Set exercise:
The entries below should be quoted exactly, with no pictures carried over.

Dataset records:
——

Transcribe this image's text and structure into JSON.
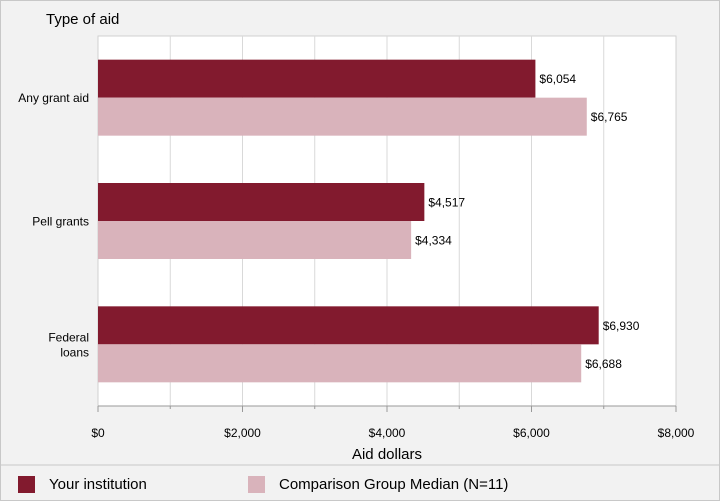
{
  "chart_data": {
    "type": "bar",
    "orientation": "horizontal",
    "y_axis_title": "Type of aid",
    "xlabel": "Aid dollars",
    "categories": [
      {
        "lines": [
          "Any grant aid"
        ]
      },
      {
        "lines": [
          "Pell grants"
        ]
      },
      {
        "lines": [
          "Federal",
          "loans"
        ]
      }
    ],
    "series": [
      {
        "name": "Your institution",
        "color": "#821a2e",
        "values": [
          6054,
          4517,
          6930
        ],
        "labels": [
          "$6,054",
          "$4,517",
          "$6,930"
        ]
      },
      {
        "name": "Comparison Group Median (N=11)",
        "color": "#d9b3bb",
        "values": [
          6765,
          4334,
          6688
        ],
        "labels": [
          "$6,765",
          "$4,334",
          "$6,688"
        ]
      }
    ],
    "xlim": [
      0,
      8000
    ],
    "xticks": [
      0,
      2000,
      4000,
      6000,
      8000
    ],
    "xtick_labels": [
      "$0",
      "$2,000",
      "$4,000",
      "$6,000",
      "$8,000"
    ],
    "grid": true,
    "legend_position": "bottom"
  }
}
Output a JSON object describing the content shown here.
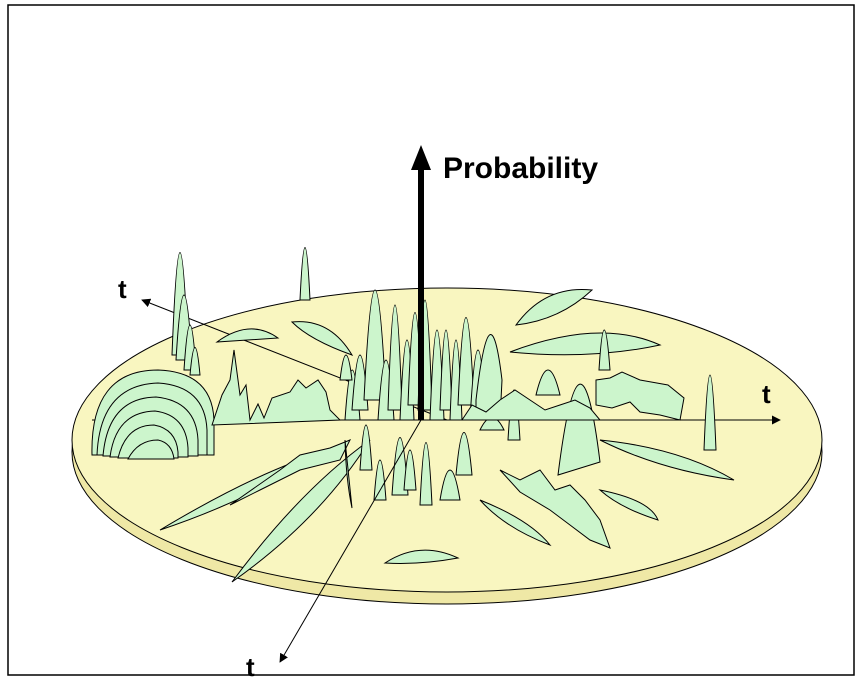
{
  "labels": {
    "probability": "Probability",
    "axis_t_left": "t",
    "axis_t_right": "t",
    "axis_t_bottom": "t"
  },
  "colors": {
    "disk_top": "#f9f6c0",
    "disk_edge": "#efe8a6",
    "surface": "#ccf5cc",
    "outline": "#000000"
  }
}
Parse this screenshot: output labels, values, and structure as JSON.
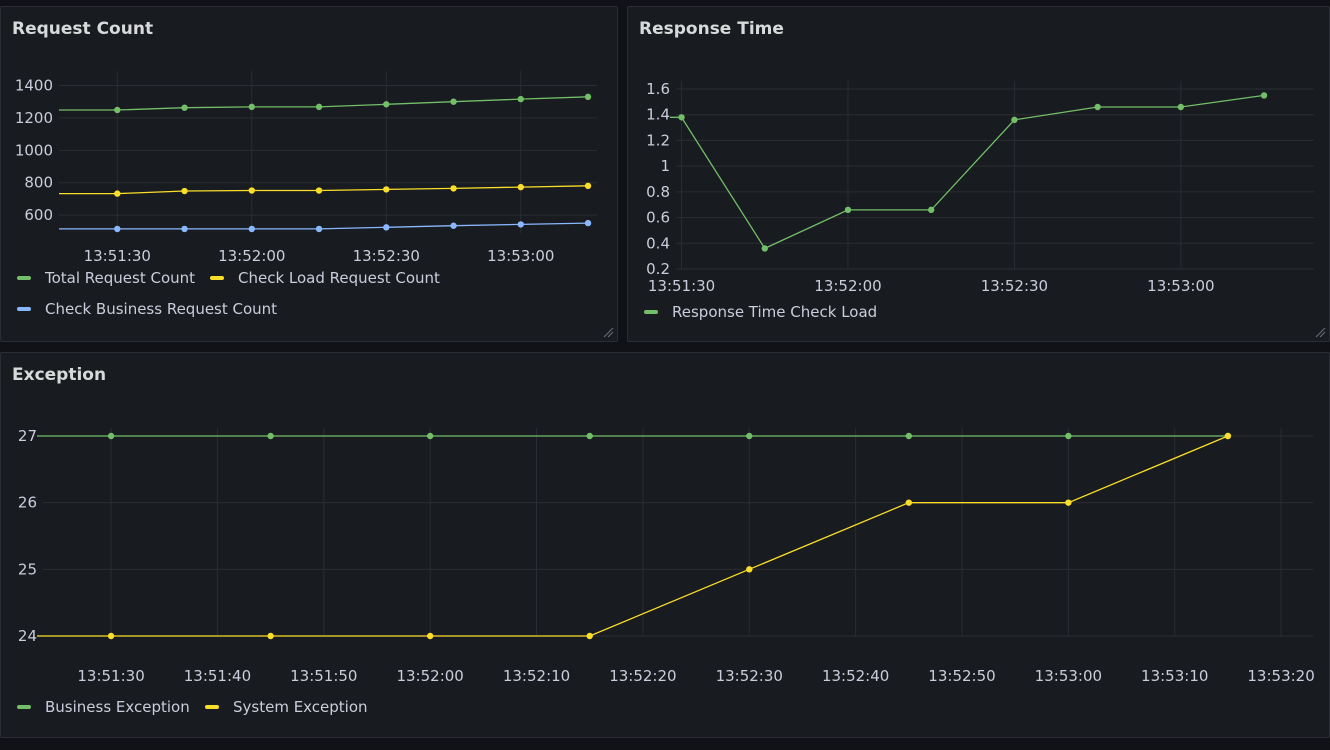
{
  "panels": {
    "requests": {
      "title": "Request Count"
    },
    "response": {
      "title": "Response Time"
    },
    "exception": {
      "title": "Exception"
    }
  },
  "chart_data": [
    {
      "id": "requests",
      "type": "line",
      "title": "Request Count",
      "xlabel": "",
      "ylabel": "",
      "x_ticks": [
        "13:51:30",
        "13:52:00",
        "13:52:30",
        "13:53:00"
      ],
      "y_ticks": [
        600,
        800,
        1000,
        1200,
        1400
      ],
      "ylim": [
        490,
        1440
      ],
      "grid": true,
      "legend_position": "bottom",
      "x": [
        "13:51:30",
        "13:51:45",
        "13:52:00",
        "13:52:15",
        "13:52:30",
        "13:52:45",
        "13:53:00",
        "13:53:15"
      ],
      "series": [
        {
          "name": "Total Request Count",
          "color": "#73bf69",
          "values": [
            1249,
            1263,
            1268,
            1268,
            1284,
            1300,
            1316,
            1330
          ]
        },
        {
          "name": "Check Load Request Count",
          "color": "#fade2a",
          "values": [
            733,
            749,
            752,
            752,
            759,
            765,
            773,
            781
          ]
        },
        {
          "name": "Check Business Request Count",
          "color": "#8ab8ff",
          "values": [
            515,
            515,
            515,
            515,
            525,
            535,
            543,
            551
          ]
        }
      ]
    },
    {
      "id": "response",
      "type": "line",
      "title": "Response Time",
      "xlabel": "",
      "ylabel": "",
      "x_ticks": [
        "13:51:30",
        "13:52:00",
        "13:52:30",
        "13:53:00"
      ],
      "y_ticks": [
        "0.2",
        "0.4",
        "0.6",
        "0.8",
        "1",
        "1.2",
        "1.4",
        "1.6"
      ],
      "ylim": [
        0.2,
        1.6
      ],
      "grid": true,
      "legend_position": "bottom",
      "x": [
        "13:51:30",
        "13:51:45",
        "13:52:00",
        "13:52:15",
        "13:52:30",
        "13:52:45",
        "13:53:00",
        "13:53:15"
      ],
      "series": [
        {
          "name": "Response Time Check Load",
          "color": "#73bf69",
          "values": [
            1.38,
            0.36,
            0.66,
            0.66,
            1.36,
            1.46,
            1.46,
            1.55
          ]
        }
      ]
    },
    {
      "id": "exception",
      "type": "line",
      "title": "Exception",
      "xlabel": "",
      "ylabel": "",
      "x_ticks": [
        "13:51:30",
        "13:51:40",
        "13:51:50",
        "13:52:00",
        "13:52:10",
        "13:52:20",
        "13:52:30",
        "13:52:40",
        "13:52:50",
        "13:53:00",
        "13:53:10",
        "13:53:20"
      ],
      "y_ticks": [
        24,
        25,
        26,
        27
      ],
      "ylim": [
        24,
        27
      ],
      "grid": true,
      "legend_position": "bottom",
      "x": [
        "13:51:30",
        "13:51:45",
        "13:52:00",
        "13:52:15",
        "13:52:30",
        "13:52:45",
        "13:53:00",
        "13:53:15"
      ],
      "series": [
        {
          "name": "Business Exception",
          "color": "#73bf69",
          "values": [
            27,
            27,
            27,
            27,
            27,
            27,
            27,
            27
          ]
        },
        {
          "name": "System Exception",
          "color": "#fade2a",
          "values": [
            24,
            24,
            24,
            24,
            25,
            26,
            26,
            27
          ]
        }
      ]
    }
  ]
}
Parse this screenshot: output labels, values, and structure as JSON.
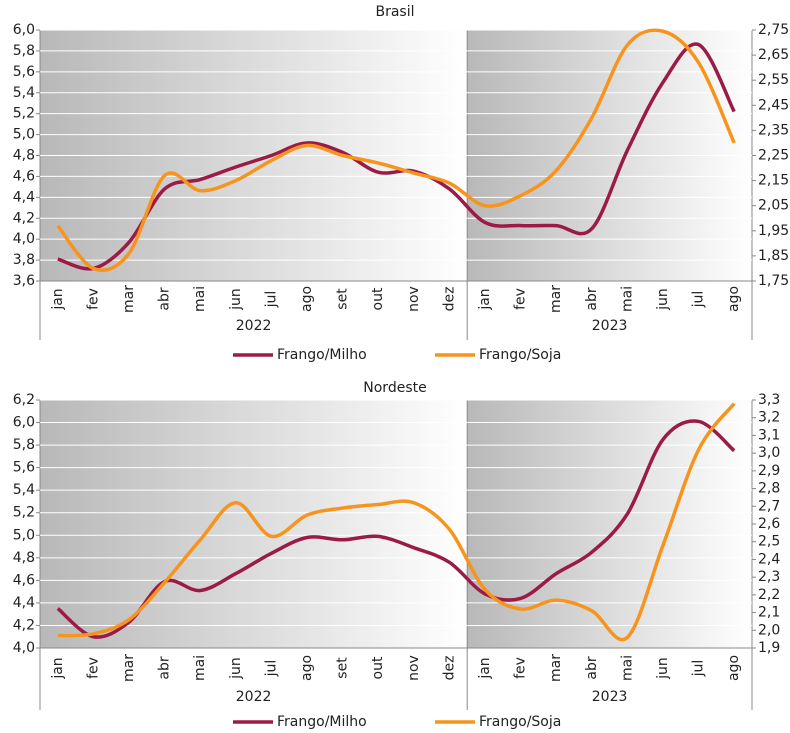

——

Solution for this problem:
Transcribe this image's text and structure into JSON.
{
  "chart_data": {
    "type": "bar",
    "orientation": "horizontal",
    "y_axis_title": "Type of aid",
    "xlabel": "Aid dollars",
    "categories": [
      {
        "lines": [
          "Any grant aid"
        ]
      },
      {
        "lines": [
          "Pell grants"
        ]
      },
      {
        "lines": [
          "Federal",
          "loans"
        ]
      }
    ],
    "series": [
      {
        "name": "Your institution",
        "color": "#821a2e",
        "values": [
          6054,
          4517,
          6930
        ],
        "labels": [
          "$6,054",
          "$4,517",
          "$6,930"
        ]
      },
      {
        "name": "Comparison Group Median (N=11)",
        "color": "#d9b3bb",
        "values": [
          6765,
          4334,
          6688
        ],
        "labels": [
          "$6,765",
          "$4,334",
          "$6,688"
        ]
      }
    ],
    "xlim": [
      0,
      8000
    ],
    "xticks": [
      0,
      2000,
      4000,
      6000,
      8000
    ],
    "xtick_labels": [
      "$0",
      "$2,000",
      "$4,000",
      "$6,000",
      "$8,000"
    ],
    "grid": true,
    "legend_position": "bottom"
  }
}
Output a JSON object describing the content shown here.
{
  "labels": {
    "probability": "Probability",
    "axis_t_left": "t",
    "axis_t_right": "t",
    "axis_t_bottom": "t"
  },
  "colors": {
    "disk_top": "#f9f6c0",
    "disk_edge": "#efe8a6",
    "surface": "#ccf5cc",
    "outline": "#000000"
  }
}
Parse this screenshot: output labels, values, and structure as JSON.
{
  "panels": {
    "requests": {
      "title": "Request Count"
    },
    "response": {
      "title": "Response Time"
    },
    "exception": {
      "title": "Exception"
    }
  },
  "chart_data": [
    {
      "id": "requests",
      "type": "line",
      "title": "Request Count",
      "xlabel": "",
      "ylabel": "",
      "x_ticks": [
        "13:51:30",
        "13:52:00",
        "13:52:30",
        "13:53:00"
      ],
      "y_ticks": [
        600,
        800,
        1000,
        1200,
        1400
      ],
      "ylim": [
        490,
        1440
      ],
      "grid": true,
      "legend_position": "bottom",
      "x": [
        "13:51:30",
        "13:51:45",
        "13:52:00",
        "13:52:15",
        "13:52:30",
        "13:52:45",
        "13:53:00",
        "13:53:15"
      ],
      "series": [
        {
          "name": "Total Request Count",
          "color": "#73bf69",
          "values": [
            1249,
            1263,
            1268,
            1268,
            1284,
            1300,
            1316,
            1330
          ]
        },
        {
          "name": "Check Load Request Count",
          "color": "#fade2a",
          "values": [
            733,
            749,
            752,
            752,
            759,
            765,
            773,
            781
          ]
        },
        {
          "name": "Check Business Request Count",
          "color": "#8ab8ff",
          "values": [
            515,
            515,
            515,
            515,
            525,
            535,
            543,
            551
          ]
        }
      ]
    },
    {
      "id": "response",
      "type": "line",
      "title": "Response Time",
      "xlabel": "",
      "ylabel": "",
      "x_ticks": [
        "13:51:30",
        "13:52:00",
        "13:52:30",
        "13:53:00"
      ],
      "y_ticks": [
        "0.2",
        "0.4",
        "0.6",
        "0.8",
        "1",
        "1.2",
        "1.4",
        "1.6"
      ],
      "ylim": [
        0.2,
        1.6
      ],
      "grid": true,
      "legend_position": "bottom",
      "x": [
        "13:51:30",
        "13:51:45",
        "13:52:00",
        "13:52:15",
        "13:52:30",
        "13:52:45",
        "13:53:00",
        "13:53:15"
      ],
      "series": [
        {
          "name": "Response Time Check Load",
          "color": "#73bf69",
          "values": [
            1.38,
            0.36,
            0.66,
            0.66,
            1.36,
            1.46,
            1.46,
            1.55
          ]
        }
      ]
    },
    {
      "id": "exception",
      "type": "line",
      "title": "Exception",
      "xlabel": "",
      "ylabel": "",
      "x_ticks": [
        "13:51:30",
        "13:51:40",
        "13:51:50",
        "13:52:00",
        "13:52:10",
        "13:52:20",
        "13:52:30",
        "13:52:40",
        "13:52:50",
        "13:53:00",
        "13:53:10",
        "13:53:20"
      ],
      "y_ticks": [
        24,
        25,
        26,
        27
      ],
      "ylim": [
        24,
        27
      ],
      "grid": true,
      "legend_position": "bottom",
      "x": [
        "13:51:30",
        "13:51:45",
        "13:52:00",
        "13:52:15",
        "13:52:30",
        "13:52:45",
        "13:53:00",
        "13:53:15"
      ],
      "series": [
        {
          "name": "Business Exception",
          "color": "#73bf69",
          "values": [
            27,
            27,
            27,
            27,
            27,
            27,
            27,
            27
          ]
        },
        {
          "name": "System Exception",
          "color": "#fade2a",
          "values": [
            24,
            24,
            24,
            24,
            25,
            26,
            26,
            27
          ]
        }
      ]
    }
  ]
}
Parse this screenshot: output labels, values, and structure as JSON.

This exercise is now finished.